* begin Data section *
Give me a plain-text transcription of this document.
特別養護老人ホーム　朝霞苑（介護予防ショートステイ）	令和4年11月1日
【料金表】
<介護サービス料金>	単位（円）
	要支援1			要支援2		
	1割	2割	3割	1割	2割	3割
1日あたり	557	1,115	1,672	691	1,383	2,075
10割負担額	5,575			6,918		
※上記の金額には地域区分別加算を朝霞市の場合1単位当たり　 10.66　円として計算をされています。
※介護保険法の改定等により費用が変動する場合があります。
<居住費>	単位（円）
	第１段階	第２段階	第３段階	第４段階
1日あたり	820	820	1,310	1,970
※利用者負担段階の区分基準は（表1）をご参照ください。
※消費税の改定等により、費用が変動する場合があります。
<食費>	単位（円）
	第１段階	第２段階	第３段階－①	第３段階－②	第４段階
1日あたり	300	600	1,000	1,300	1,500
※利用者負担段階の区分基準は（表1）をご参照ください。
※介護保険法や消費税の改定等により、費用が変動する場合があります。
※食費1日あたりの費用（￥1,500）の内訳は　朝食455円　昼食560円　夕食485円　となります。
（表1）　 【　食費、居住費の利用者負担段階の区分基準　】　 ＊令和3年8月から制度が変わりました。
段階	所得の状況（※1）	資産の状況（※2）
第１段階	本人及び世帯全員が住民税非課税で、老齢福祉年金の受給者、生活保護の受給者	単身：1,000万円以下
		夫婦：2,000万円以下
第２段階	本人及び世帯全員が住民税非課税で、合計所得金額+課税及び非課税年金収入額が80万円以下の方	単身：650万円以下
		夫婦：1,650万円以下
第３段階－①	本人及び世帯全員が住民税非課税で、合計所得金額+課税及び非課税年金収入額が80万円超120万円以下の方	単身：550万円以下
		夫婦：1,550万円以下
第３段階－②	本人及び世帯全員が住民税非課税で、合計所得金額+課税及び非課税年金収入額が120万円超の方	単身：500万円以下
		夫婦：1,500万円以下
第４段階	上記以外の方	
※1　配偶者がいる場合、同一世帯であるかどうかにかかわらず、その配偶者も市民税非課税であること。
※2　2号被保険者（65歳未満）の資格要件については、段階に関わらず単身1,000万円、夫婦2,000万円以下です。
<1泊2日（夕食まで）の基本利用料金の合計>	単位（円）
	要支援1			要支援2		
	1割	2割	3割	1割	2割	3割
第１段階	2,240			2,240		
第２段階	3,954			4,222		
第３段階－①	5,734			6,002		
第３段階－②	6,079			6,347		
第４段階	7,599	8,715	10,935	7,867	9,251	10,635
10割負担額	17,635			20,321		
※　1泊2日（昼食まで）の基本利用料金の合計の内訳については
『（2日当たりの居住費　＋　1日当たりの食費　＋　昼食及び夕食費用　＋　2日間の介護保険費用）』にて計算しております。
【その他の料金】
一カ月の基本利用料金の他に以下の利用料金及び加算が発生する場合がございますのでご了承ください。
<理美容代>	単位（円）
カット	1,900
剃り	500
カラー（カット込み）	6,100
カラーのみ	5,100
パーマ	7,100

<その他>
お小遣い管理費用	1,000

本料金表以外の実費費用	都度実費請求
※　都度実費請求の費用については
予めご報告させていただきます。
* end Data section *
→ **Given instruction**:
Each line of the material above must be retyped precisely.

→ **Expected answer**:
Give me a plain-text transcription of this document.
特別養護老人ホーム　朝霞苑（介護予防ショートステイ）	令和4年11月1日
【料金表】
<介護サービス料金>	単位（円）
	要支援1			要支援2		
	1割	2割	3割	1割	2割	3割
1日あたり	557	1,115	1,672	691	1,383	2,075
10割負担額	5,575			6,918		
※上記の金額には地域区分別加算を朝霞市の場合1単位当たり　 10.66　円として計算をされています。
※介護保険法の改定等により費用が変動する場合があります。
<居住費>	単位（円）
	第１段階	第２段階	第３段階	第４段階
1日あたり	820	820	1,310	1,970
※利用者負担段階の区分基準は（表1）をご参照ください。
※消費税の改定等により、費用が変動する場合があります。
<食費>	単位（円）
	第１段階	第２段階	第３段階－①	第３段階－②	第４段階
1日あたり	300	600	1,000	1,300	1,500
※利用者負担段階の区分基準は（表1）をご参照ください。
※介護保険法や消費税の改定等により、費用が変動する場合があります。
※食費1日あたりの費用（￥1,500）の内訳は　朝食455円　昼食560円　夕食485円　となります。
（表1）　 【　食費、居住費の利用者負担段階の区分基準　】　 ＊令和3年8月から制度が変わりました。
段階	所得の状況（※1）	資産の状況（※2）
第１段階	本人及び世帯全員が住民税非課税で、老齢福祉年金の受給者、生活保護の受給者	単身：1,000万円以下
		夫婦：2,000万円以下
第２段階	本人及び世帯全員が住民税非課税で、合計所得金額+課税及び非課税年金収入額が80万円以下の方	単身：650万円以下
		夫婦：1,650万円以下
第３段階－①	本人及び世帯全員が住民税非課税で、合計所得金額+課税及び非課税年金収入額が80万円超120万円以下の方	単身：550万円以下
		夫婦：1,550万円以下
第３段階－②	本人及び世帯全員が住民税非課税で、合計所得金額+課税及び非課税年金収入額が120万円超の方	単身：500万円以下
		夫婦：1,500万円以下
第４段階	上記以外の方	
※1　配偶者がいる場合、同一世帯であるかどうかにかかわらず、その配偶者も市民税非課税であること。
※2　2号被保険者（65歳未満）の資格要件については、段階に関わらず単身1,000万円、夫婦2,000万円以下です。
<1泊2日（夕食まで）の基本利用料金の合計>	単位（円）
	要支援1			要支援2		
	1割	2割	3割	1割	2割	3割
第１段階	2,240			2,240		
第２段階	3,954			4,222		
第３段階－①	5,734			6,002		
第３段階－②	6,079			6,347		
第４段階	7,599	8,715	10,935	7,867	9,251	10,635
10割負担額	17,635			20,321		
※　1泊2日（昼食まで）の基本利用料金の合計の内訳については
『（2日当たりの居住費　＋　1日当たりの食費　＋　昼食及び夕食費用　＋　2日間の介護保険費用）』にて計算しております。
【その他の料金】
一カ月の基本利用料金の他に以下の利用料金及び加算が発生する場合がございますのでご了承ください。
<理美容代>	単位（円）
カット	1,900
剃り	500
カラー（カット込み）	6,100
カラーのみ	5,100
パーマ	7,100

<その他>
お小遣い管理費用	1,000

本料金表以外の実費費用	都度実費請求
※　都度実費請求の費用については
予めご報告させていただきます。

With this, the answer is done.